- [Given task] Copy out all the lines in the records that include the word "上课能专心听讲".

Data excerpts
# # # # # # #
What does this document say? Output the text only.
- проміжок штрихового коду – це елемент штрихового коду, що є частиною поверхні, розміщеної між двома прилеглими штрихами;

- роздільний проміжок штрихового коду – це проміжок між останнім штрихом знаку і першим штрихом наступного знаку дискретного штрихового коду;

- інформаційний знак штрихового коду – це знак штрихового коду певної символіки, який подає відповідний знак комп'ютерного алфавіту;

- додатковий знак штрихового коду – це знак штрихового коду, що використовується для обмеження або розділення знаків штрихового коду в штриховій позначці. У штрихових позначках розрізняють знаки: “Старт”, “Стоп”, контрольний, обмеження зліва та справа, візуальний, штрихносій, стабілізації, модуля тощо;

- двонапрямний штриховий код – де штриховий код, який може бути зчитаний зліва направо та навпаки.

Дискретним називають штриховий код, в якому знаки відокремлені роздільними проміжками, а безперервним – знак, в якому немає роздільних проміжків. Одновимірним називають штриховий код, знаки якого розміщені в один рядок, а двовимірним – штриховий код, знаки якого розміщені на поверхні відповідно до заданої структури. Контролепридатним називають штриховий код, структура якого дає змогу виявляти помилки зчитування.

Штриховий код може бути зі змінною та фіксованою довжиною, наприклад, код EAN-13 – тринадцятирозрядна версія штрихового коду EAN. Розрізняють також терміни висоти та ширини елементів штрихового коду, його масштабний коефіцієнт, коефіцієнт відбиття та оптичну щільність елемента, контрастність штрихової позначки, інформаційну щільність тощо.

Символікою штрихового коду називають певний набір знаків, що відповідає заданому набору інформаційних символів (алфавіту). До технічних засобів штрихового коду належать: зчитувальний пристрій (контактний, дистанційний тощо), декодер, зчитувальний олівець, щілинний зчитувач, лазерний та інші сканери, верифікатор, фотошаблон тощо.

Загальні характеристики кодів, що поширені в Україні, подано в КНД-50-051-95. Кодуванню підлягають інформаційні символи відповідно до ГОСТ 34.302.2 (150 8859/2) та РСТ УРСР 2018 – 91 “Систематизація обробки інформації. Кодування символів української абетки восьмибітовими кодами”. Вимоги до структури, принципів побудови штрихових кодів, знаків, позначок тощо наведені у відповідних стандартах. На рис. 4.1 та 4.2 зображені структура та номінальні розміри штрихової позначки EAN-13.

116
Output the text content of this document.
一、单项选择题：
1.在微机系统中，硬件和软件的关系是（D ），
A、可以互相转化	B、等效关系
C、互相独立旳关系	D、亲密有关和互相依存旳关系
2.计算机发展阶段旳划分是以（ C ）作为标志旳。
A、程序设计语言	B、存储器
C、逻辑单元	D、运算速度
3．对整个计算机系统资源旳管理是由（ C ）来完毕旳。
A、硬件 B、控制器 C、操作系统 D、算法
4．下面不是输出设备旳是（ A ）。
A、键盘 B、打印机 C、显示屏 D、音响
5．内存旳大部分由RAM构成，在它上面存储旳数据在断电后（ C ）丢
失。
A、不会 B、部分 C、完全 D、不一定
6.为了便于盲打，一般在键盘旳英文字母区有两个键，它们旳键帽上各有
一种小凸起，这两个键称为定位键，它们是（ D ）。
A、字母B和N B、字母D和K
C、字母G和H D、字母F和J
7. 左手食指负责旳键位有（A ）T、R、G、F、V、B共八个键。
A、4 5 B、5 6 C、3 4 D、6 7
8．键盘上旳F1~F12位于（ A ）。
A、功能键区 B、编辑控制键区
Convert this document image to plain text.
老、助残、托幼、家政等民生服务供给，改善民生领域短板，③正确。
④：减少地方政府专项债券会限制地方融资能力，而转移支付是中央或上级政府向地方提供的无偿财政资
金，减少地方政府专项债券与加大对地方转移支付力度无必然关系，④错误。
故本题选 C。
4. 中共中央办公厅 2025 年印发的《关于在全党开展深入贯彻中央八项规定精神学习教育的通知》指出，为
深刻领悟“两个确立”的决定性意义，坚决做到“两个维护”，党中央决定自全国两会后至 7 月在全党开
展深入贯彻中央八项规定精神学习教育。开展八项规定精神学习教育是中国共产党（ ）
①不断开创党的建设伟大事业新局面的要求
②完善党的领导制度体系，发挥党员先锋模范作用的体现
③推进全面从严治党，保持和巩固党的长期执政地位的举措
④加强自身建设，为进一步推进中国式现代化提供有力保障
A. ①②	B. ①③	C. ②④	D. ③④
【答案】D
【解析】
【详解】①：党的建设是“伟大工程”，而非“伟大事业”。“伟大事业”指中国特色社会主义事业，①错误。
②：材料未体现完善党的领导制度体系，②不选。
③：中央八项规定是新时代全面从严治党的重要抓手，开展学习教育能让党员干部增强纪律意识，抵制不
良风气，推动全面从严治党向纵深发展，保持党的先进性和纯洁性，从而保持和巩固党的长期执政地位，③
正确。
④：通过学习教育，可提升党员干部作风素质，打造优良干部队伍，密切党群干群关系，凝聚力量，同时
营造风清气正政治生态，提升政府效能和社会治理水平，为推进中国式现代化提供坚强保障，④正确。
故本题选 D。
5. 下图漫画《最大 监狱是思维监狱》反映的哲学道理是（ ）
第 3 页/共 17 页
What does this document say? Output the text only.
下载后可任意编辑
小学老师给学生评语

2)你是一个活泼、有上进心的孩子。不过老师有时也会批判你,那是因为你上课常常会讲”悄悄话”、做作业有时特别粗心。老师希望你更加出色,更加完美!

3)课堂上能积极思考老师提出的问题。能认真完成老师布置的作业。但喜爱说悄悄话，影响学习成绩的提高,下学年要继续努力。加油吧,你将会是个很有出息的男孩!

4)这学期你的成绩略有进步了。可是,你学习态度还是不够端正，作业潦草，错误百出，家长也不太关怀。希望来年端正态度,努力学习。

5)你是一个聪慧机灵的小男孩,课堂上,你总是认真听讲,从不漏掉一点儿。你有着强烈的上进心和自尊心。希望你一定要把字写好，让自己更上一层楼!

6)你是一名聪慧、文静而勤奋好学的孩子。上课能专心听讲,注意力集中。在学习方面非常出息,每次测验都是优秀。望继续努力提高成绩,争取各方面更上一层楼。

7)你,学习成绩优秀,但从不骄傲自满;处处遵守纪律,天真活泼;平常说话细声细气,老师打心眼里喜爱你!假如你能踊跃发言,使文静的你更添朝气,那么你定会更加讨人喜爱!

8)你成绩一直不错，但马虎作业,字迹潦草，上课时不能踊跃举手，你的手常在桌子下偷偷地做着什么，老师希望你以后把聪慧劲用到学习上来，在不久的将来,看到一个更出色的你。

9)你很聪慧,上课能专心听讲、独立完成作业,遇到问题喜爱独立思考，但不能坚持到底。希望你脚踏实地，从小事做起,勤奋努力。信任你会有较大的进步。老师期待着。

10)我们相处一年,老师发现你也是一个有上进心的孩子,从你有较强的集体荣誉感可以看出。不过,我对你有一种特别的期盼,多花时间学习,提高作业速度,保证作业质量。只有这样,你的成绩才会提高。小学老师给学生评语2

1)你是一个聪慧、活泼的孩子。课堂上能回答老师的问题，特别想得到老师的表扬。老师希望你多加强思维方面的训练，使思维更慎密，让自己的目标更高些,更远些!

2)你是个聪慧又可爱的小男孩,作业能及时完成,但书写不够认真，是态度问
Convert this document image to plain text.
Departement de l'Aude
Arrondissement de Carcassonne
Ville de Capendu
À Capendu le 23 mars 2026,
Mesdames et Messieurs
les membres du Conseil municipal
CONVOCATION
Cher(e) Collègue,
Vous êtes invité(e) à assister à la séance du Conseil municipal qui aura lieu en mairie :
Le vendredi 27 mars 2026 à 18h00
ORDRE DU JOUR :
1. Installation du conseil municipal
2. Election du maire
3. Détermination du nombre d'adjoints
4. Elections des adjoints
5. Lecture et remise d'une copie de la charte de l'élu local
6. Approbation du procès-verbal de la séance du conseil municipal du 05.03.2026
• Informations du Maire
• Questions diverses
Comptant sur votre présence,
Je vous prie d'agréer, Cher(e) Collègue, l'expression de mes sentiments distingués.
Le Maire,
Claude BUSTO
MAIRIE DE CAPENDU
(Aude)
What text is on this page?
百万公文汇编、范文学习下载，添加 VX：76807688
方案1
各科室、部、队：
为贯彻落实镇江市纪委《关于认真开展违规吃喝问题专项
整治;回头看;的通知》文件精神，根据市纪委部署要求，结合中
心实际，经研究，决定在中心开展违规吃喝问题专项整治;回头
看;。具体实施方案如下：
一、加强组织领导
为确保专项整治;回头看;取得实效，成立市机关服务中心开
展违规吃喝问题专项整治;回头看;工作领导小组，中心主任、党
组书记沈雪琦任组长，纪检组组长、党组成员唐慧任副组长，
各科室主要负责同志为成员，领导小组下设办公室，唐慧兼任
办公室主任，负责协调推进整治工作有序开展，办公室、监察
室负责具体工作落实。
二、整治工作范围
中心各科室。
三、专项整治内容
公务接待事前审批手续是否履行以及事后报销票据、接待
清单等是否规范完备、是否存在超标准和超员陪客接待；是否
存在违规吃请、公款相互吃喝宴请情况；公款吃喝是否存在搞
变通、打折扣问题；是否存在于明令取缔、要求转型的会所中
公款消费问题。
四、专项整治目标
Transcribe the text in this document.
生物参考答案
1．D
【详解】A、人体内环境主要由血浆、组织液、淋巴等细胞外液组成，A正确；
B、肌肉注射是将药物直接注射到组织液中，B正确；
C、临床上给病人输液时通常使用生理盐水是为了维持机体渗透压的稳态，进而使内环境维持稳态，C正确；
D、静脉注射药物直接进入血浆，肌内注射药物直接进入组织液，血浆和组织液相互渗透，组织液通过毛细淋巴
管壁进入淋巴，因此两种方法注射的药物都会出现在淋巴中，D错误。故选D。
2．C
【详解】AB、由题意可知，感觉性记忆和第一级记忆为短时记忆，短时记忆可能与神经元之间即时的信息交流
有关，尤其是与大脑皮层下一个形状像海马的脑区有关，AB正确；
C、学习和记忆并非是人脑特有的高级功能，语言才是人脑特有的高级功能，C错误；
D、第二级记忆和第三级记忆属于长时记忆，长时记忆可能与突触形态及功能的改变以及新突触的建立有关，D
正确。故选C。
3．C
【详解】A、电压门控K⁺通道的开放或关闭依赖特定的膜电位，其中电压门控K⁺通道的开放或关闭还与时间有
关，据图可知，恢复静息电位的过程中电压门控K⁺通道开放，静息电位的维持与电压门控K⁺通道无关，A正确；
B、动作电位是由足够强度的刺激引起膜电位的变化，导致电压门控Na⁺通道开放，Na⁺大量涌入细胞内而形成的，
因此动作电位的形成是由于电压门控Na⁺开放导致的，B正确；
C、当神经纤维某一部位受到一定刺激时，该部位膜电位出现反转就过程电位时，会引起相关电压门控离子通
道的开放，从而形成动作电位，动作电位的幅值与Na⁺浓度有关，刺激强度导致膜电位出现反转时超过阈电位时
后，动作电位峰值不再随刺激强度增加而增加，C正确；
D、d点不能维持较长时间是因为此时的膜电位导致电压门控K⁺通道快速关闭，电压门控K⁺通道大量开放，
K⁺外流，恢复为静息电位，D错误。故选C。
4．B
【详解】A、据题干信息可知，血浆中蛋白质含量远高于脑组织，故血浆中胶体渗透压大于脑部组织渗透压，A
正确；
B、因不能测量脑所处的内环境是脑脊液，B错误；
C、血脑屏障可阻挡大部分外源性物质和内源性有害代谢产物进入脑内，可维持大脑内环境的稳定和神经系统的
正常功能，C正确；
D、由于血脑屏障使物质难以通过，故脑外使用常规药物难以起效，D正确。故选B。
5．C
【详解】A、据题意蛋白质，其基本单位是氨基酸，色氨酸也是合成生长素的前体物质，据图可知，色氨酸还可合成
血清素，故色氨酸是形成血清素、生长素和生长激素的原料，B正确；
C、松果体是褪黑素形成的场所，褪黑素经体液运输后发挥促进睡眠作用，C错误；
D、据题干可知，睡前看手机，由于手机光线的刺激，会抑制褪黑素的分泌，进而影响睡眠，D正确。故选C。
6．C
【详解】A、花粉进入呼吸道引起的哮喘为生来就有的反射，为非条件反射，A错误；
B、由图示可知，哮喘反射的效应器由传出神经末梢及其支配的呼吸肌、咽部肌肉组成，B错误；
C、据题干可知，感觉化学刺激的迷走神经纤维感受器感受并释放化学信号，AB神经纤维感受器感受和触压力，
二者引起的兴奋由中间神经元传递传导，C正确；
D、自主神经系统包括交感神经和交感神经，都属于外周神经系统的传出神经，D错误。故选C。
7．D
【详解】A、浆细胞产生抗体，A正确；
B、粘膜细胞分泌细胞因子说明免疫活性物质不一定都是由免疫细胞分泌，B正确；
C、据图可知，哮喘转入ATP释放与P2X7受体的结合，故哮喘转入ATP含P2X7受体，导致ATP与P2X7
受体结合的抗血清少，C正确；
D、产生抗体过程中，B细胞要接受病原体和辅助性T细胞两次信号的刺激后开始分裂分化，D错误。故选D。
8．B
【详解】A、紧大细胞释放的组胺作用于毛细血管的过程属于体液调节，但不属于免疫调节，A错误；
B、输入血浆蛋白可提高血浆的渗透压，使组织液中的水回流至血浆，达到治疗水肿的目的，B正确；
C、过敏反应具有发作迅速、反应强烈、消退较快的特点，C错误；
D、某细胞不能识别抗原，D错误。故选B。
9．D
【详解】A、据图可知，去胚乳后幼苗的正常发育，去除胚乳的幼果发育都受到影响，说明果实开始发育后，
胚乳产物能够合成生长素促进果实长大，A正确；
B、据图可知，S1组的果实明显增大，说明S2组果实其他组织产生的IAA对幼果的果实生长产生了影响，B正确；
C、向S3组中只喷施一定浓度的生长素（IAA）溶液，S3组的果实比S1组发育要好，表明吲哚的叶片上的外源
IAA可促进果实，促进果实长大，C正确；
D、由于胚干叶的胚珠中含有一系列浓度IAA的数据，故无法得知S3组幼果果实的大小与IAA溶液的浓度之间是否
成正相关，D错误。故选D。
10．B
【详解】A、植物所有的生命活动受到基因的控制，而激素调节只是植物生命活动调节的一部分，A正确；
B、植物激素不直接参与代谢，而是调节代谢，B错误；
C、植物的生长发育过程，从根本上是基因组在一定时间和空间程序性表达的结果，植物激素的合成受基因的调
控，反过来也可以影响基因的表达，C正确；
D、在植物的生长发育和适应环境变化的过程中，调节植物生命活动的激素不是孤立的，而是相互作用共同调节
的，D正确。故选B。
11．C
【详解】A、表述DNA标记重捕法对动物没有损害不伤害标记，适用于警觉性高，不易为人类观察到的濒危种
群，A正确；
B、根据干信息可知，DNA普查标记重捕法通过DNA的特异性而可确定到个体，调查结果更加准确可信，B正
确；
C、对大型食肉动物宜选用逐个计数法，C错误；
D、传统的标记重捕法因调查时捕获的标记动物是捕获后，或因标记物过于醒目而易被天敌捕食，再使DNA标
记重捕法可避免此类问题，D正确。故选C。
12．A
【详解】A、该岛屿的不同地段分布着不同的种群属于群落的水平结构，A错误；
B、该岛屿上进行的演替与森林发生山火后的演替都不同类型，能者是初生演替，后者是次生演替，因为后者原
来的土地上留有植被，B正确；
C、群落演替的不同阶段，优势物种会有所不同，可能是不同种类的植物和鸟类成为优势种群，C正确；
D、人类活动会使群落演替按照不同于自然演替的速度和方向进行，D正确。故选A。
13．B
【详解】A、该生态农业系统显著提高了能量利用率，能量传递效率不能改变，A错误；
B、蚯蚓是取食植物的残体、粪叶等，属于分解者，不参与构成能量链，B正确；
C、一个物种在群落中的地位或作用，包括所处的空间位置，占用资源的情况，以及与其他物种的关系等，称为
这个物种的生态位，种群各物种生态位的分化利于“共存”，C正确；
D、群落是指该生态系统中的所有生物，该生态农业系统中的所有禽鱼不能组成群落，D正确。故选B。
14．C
# # # # # # #
- [Solution for this task]
6)你是一名聪慧、文静而勤奋好学的孩子。上课能专心听讲,注意力集中。在学习方面非常出息,每次测验都是优秀。望继续努力提高成绩,争取各方面更上一层楼。
9)你很聪慧,上课能专心听讲、独立完成作业,遇到问题喜爱独立思考，但不能坚持到底。希望你脚踏实地，从小事做起,勤奋努力。信任你会有较大的进步。老师期待着。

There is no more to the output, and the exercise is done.